Sobre os chamados “custos de transação”

November 29, 2021

No dia 05 nov 2021, M. F. de Castro participou como palestrante de um seminário virtual sobre instituições de Direito, no Programa de Pós-graduação em Direito da UFRJ.

Em nota posterior, compartilhada no dia 07 nov 2021, o palestrante ofereceu um comentário suplementar à resposta dada a uma questão sobre “custos de transação”. A seu ver, alguns esclarecimentos adicionais seriam úteis para os participantes da atividade. Tendo em vista que os comentários suplementares podem ser de interesse dos membros do GDES, estão reproduzidos abaixo.
══════════════════════════════
■ Tarefa a realizar ■
Por favor, informe em qual programa aconteceu o seminário virtual mencionado no texto fornecido acima.

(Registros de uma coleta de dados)
══════════════════════════════
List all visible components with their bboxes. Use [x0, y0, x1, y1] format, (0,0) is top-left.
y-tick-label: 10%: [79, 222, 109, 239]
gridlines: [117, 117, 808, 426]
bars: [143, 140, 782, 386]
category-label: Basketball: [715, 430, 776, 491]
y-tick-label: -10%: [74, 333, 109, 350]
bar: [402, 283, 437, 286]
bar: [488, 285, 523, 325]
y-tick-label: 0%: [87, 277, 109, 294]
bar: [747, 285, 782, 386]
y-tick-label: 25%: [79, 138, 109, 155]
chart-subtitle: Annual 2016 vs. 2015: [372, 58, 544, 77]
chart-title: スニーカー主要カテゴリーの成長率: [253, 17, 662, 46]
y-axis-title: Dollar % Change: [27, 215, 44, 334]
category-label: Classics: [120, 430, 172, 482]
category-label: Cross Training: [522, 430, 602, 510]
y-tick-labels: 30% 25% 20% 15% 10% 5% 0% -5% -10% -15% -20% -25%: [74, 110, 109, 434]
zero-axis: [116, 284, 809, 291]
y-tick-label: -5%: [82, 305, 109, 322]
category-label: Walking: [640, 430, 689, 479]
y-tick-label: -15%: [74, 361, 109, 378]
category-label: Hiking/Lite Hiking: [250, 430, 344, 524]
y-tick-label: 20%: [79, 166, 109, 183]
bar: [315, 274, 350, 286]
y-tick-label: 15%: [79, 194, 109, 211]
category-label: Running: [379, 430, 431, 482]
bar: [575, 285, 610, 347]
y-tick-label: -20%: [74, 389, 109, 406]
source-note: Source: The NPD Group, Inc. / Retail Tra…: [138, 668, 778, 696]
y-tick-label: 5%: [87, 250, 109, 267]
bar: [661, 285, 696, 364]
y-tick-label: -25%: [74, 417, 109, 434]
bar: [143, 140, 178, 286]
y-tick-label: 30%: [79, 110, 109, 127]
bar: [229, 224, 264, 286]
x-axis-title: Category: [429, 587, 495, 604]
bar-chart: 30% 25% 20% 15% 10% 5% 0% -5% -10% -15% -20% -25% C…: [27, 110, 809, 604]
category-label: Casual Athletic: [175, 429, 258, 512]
══════════════════════════════
■ Espaço para resposta ■
No Programa de Pós-graduação em Direito da UFRJ.